> [INPUT ROWS]
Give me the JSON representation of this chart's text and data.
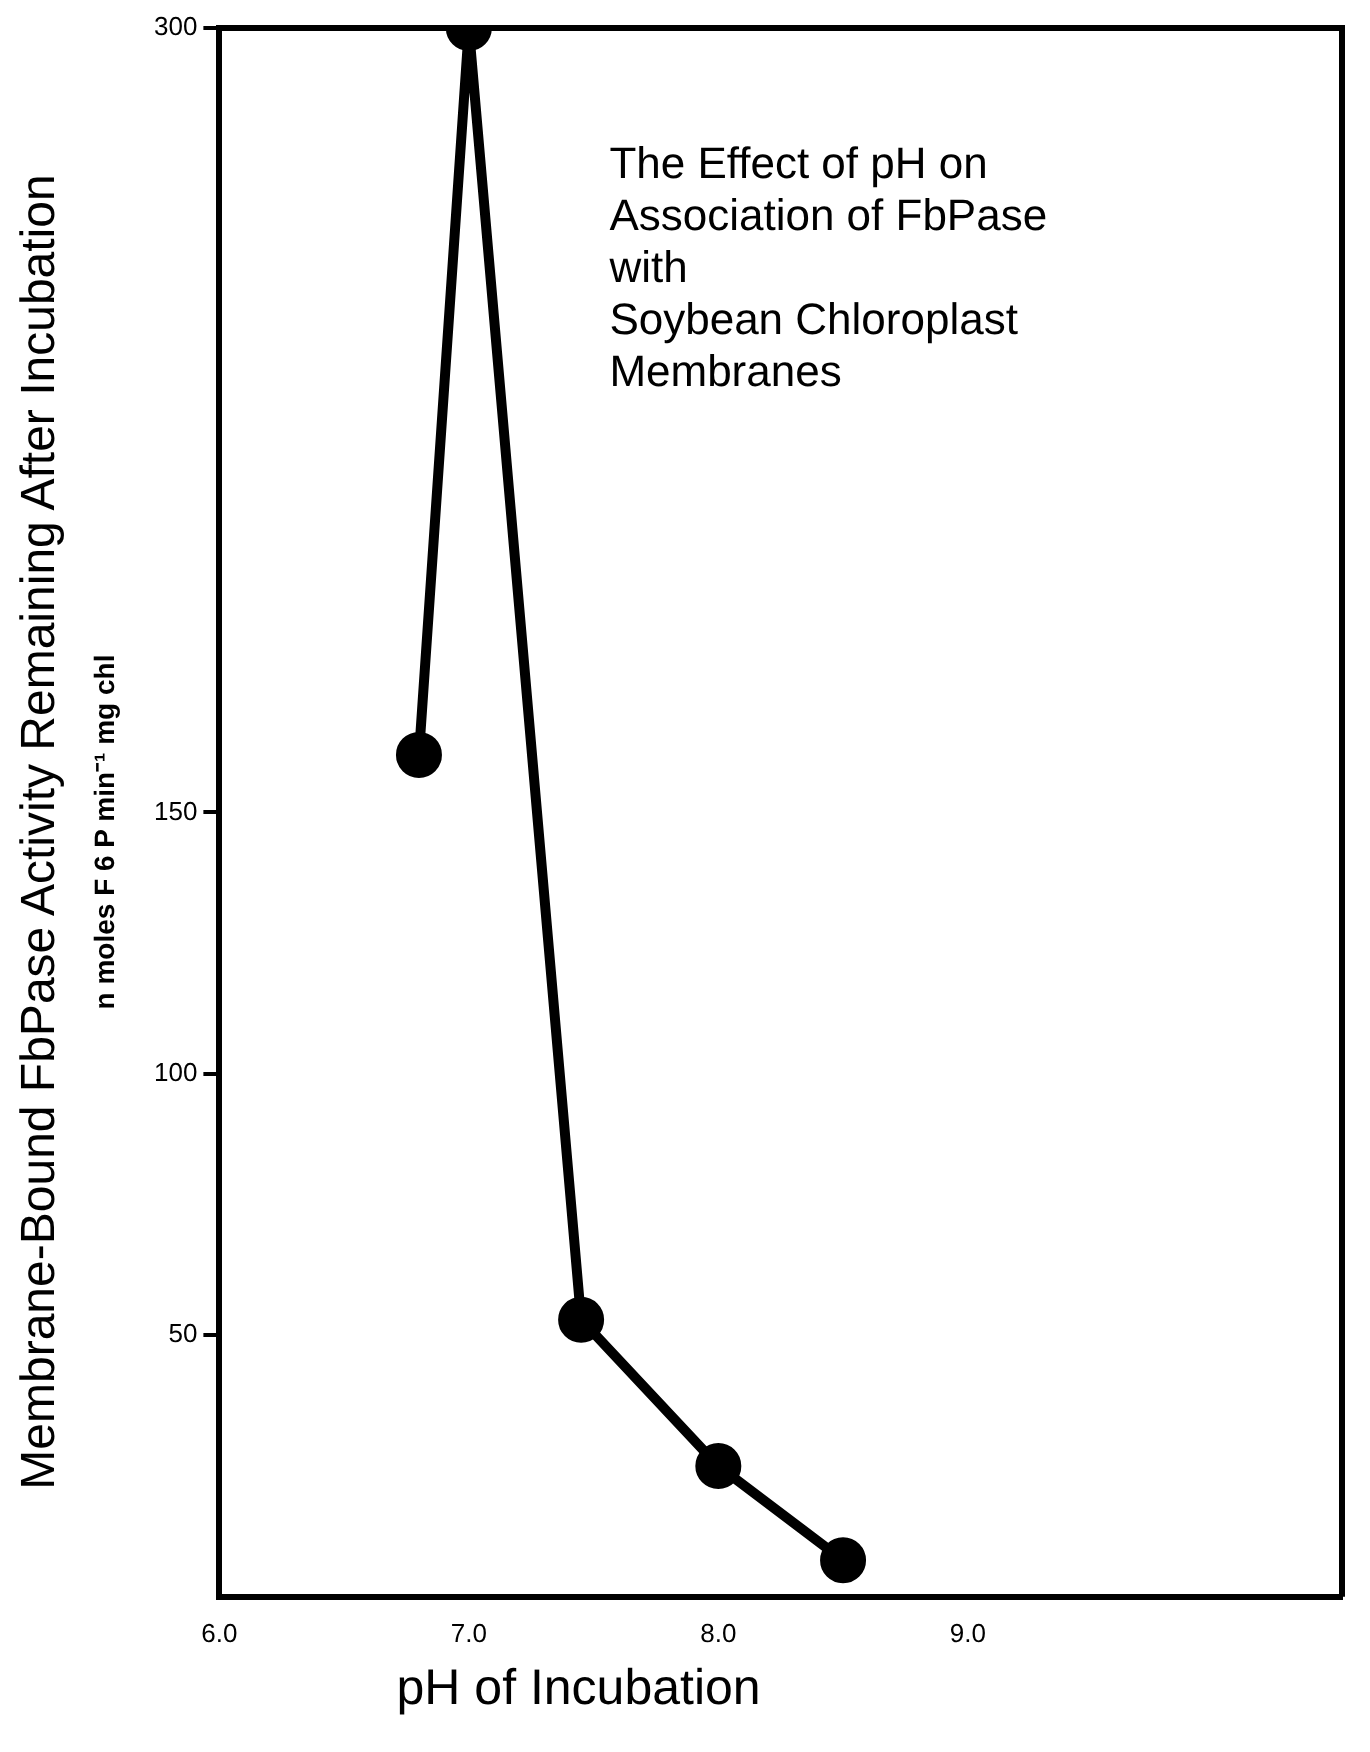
{
  "chart_data": {
    "type": "line",
    "title": "The Effect of pH on\nAssociation of FbPase\nwith\nSoybean Chloroplast\nMembranes",
    "xlabel": "pH of Incubation",
    "ylabel": "Membrane-Bound FbPase Activity Remaining After Incubation\nn moles F 6 P min⁻¹ mg chl",
    "x": [
      6.8,
      7.0,
      7.45,
      8.0,
      8.5
    ],
    "series": [
      {
        "color": "#000000",
        "values": [
          161,
          300,
          53,
          25,
          7
        ]
      }
    ],
    "xlim": [
      6.0,
      10.5
    ],
    "xticks": [
      {
        "value": 6,
        "label": "6.0"
      },
      {
        "value": 7,
        "label": "7.0"
      },
      {
        "value": 8,
        "label": "8.0"
      },
      {
        "value": 9,
        "label": "9.0"
      }
    ],
    "ylim": [
      0,
      300
    ],
    "yticks": [
      50,
      100,
      150,
      300
    ],
    "grid": false,
    "legend": false,
    "marker": "circle",
    "line_style": "solid"
  }
}
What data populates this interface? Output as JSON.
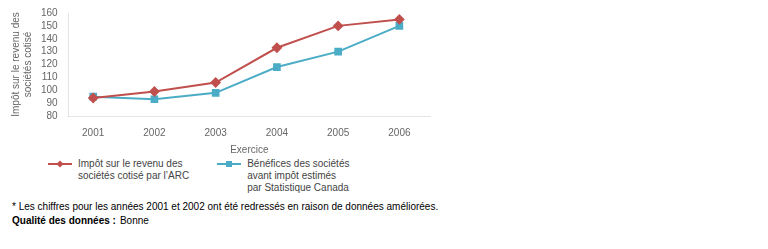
{
  "chart_data": {
    "type": "line",
    "x_label": "Exercice",
    "y_label": "Impôt sur le revenu des\nsociétés cotisé",
    "x": [
      2001,
      2002,
      2003,
      2004,
      2005,
      2006
    ],
    "series": [
      {
        "name": "Impôt sur le revenu des\nsociétés cotisé par l’ARC",
        "color": "#C0504D",
        "marker": "diamond",
        "values": [
          94,
          99,
          106,
          133,
          150,
          155
        ]
      },
      {
        "name": "Bénéfices des sociétés\navant  impôt estimés\npar Statistique Canada",
        "color": "#4BACC6",
        "marker": "square",
        "values": [
          95,
          93,
          98,
          118,
          130,
          150
        ]
      }
    ],
    "xlim": [
      2000.6,
      2006.5
    ],
    "xticks": [
      2001,
      2002,
      2003,
      2004,
      2005,
      2006
    ],
    "ylim": [
      80,
      160
    ],
    "yticks": [
      80,
      90,
      100,
      110,
      120,
      130,
      140,
      150,
      160
    ],
    "grid": false,
    "legend": "bottom",
    "annotations": [
      [
        "* Les chiffres pour les années 2001 et 2002 ont été redressés en raison de données améliorées."
      ],
      [
        "Qualité des données :",
        "Bonne"
      ]
    ]
  }
}
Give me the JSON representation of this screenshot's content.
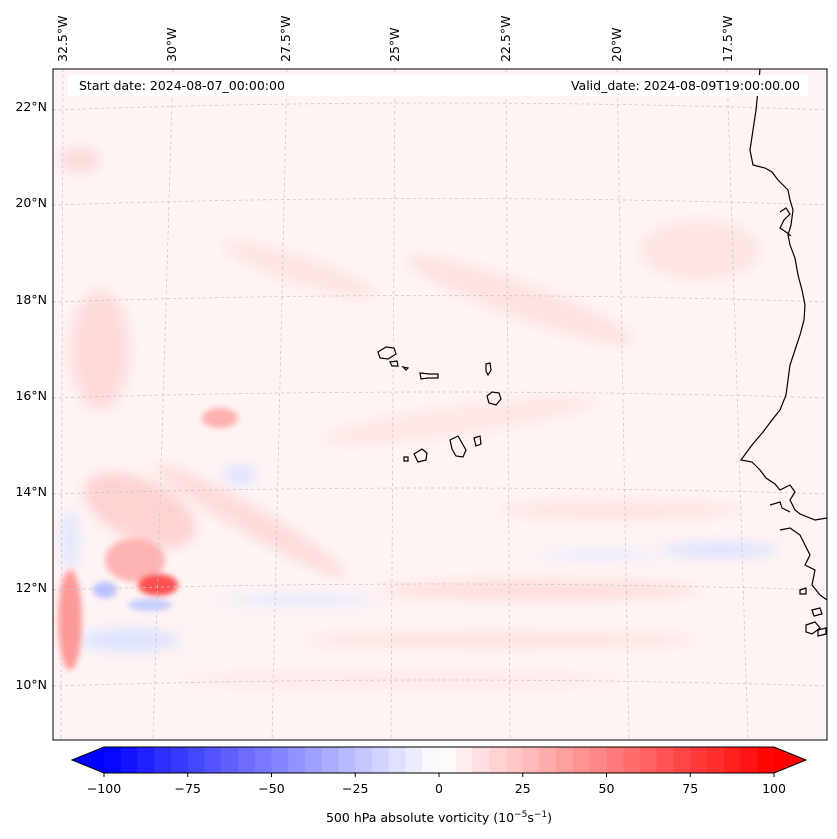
{
  "map": {
    "start_label": "Start date: 2024-08-07_00:00:00",
    "valid_label": "Valid_date: 2024-08-09T19:00:00.00",
    "lon_ticks": [
      "32.5°W",
      "30°W",
      "27.5°W",
      "25°W",
      "22.5°W",
      "20°W",
      "17.5°W"
    ],
    "lat_ticks": [
      "22°N",
      "20°N",
      "18°N",
      "16°N",
      "14°N",
      "12°N",
      "10°N"
    ],
    "features": [
      "Cabo Verde islands",
      "West African coastline"
    ]
  },
  "colorbar": {
    "ticks": [
      "−100",
      "−75",
      "−50",
      "−25",
      "0",
      "25",
      "50",
      "75",
      "100"
    ],
    "label_main": "500 hPa absolute vorticity (10",
    "label_exp1": "−5",
    "label_mid": "s",
    "label_exp2": "−1",
    "label_end": ")",
    "range": [
      -100,
      100
    ],
    "levels": 40,
    "colormap": "bwr",
    "extend": "both"
  },
  "colors": {
    "min": "#0000ff",
    "mid": "#ffffff",
    "max": "#ff0000",
    "coast": "#000000",
    "grid": "#c8c8c8"
  }
}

> [GOAL]
Transcribe the listing in full. Omit the pictures and keep every line exact.

> [WRITTEN RESPONSE]
Give me the JSON representation of this chart's text and data.
{
  "chart_data": {
    "type": "line",
    "title": "The Effect of pH on\nAssociation of FbPase\nwith\nSoybean Chloroplast\nMembranes",
    "xlabel": "pH of Incubation",
    "ylabel": "Membrane-Bound FbPase Activity Remaining After Incubation\nn moles F 6 P min⁻¹ mg chl",
    "x": [
      6.8,
      7.0,
      7.45,
      8.0,
      8.5
    ],
    "series": [
      {
        "color": "#000000",
        "values": [
          161,
          300,
          53,
          25,
          7
        ]
      }
    ],
    "xlim": [
      6.0,
      10.5
    ],
    "xticks": [
      {
        "value": 6,
        "label": "6.0"
      },
      {
        "value": 7,
        "label": "7.0"
      },
      {
        "value": 8,
        "label": "8.0"
      },
      {
        "value": 9,
        "label": "9.0"
      }
    ],
    "ylim": [
      0,
      300
    ],
    "yticks": [
      50,
      100,
      150,
      300
    ],
    "grid": false,
    "legend": false,
    "marker": "circle",
    "line_style": "solid"
  }
}
What data populates this interface? Output as JSON.
{
  "chart_data": {
    "type": "line",
    "x_label": "Exercice",
    "y_label": "Impôt sur le revenu des\nsociétés cotisé",
    "x": [
      2001,
      2002,
      2003,
      2004,
      2005,
      2006
    ],
    "series": [
      {
        "name": "Impôt sur le revenu des\nsociétés cotisé par l’ARC",
        "color": "#C0504D",
        "marker": "diamond",
        "values": [
          94,
          99,
          106,
          133,
          150,
          155
        ]
      },
      {
        "name": "Bénéfices des sociétés\navant  impôt estimés\npar Statistique Canada",
        "color": "#4BACC6",
        "marker": "square",
        "values": [
          95,
          93,
          98,
          118,
          130,
          150
        ]
      }
    ],
    "xlim": [
      2000.6,
      2006.5
    ],
    "xticks": [
      2001,
      2002,
      2003,
      2004,
      2005,
      2006
    ],
    "ylim": [
      80,
      160
    ],
    "yticks": [
      80,
      90,
      100,
      110,
      120,
      130,
      140,
      150,
      160
    ],
    "grid": false,
    "legend": "bottom",
    "annotations": [
      [
        "* Les chiffres pour les années 2001 et 2002 ont été redressés en raison de données améliorées."
      ],
      [
        "Qualité des données :",
        "Bonne"
      ]
    ]
  }
}
Give me the JSON representation of this screenshot's content.
{
  "map": {
    "start_label": "Start date: 2024-08-07_00:00:00",
    "valid_label": "Valid_date: 2024-08-09T19:00:00.00",
    "lon_ticks": [
      "32.5°W",
      "30°W",
      "27.5°W",
      "25°W",
      "22.5°W",
      "20°W",
      "17.5°W"
    ],
    "lat_ticks": [
      "22°N",
      "20°N",
      "18°N",
      "16°N",
      "14°N",
      "12°N",
      "10°N"
    ],
    "features": [
      "Cabo Verde islands",
      "West African coastline"
    ]
  },
  "colorbar": {
    "ticks": [
      "−100",
      "−75",
      "−50",
      "−25",
      "0",
      "25",
      "50",
      "75",
      "100"
    ],
    "label_main": "500 hPa absolute vorticity (10",
    "label_exp1": "−5",
    "label_mid": "s",
    "label_exp2": "−1",
    "label_end": ")",
    "range": [
      -100,
      100
    ],
    "levels": 40,
    "colormap": "bwr",
    "extend": "both"
  },
  "colors": {
    "min": "#0000ff",
    "mid": "#ffffff",
    "max": "#ff0000",
    "coast": "#000000",
    "grid": "#c8c8c8"
  }
}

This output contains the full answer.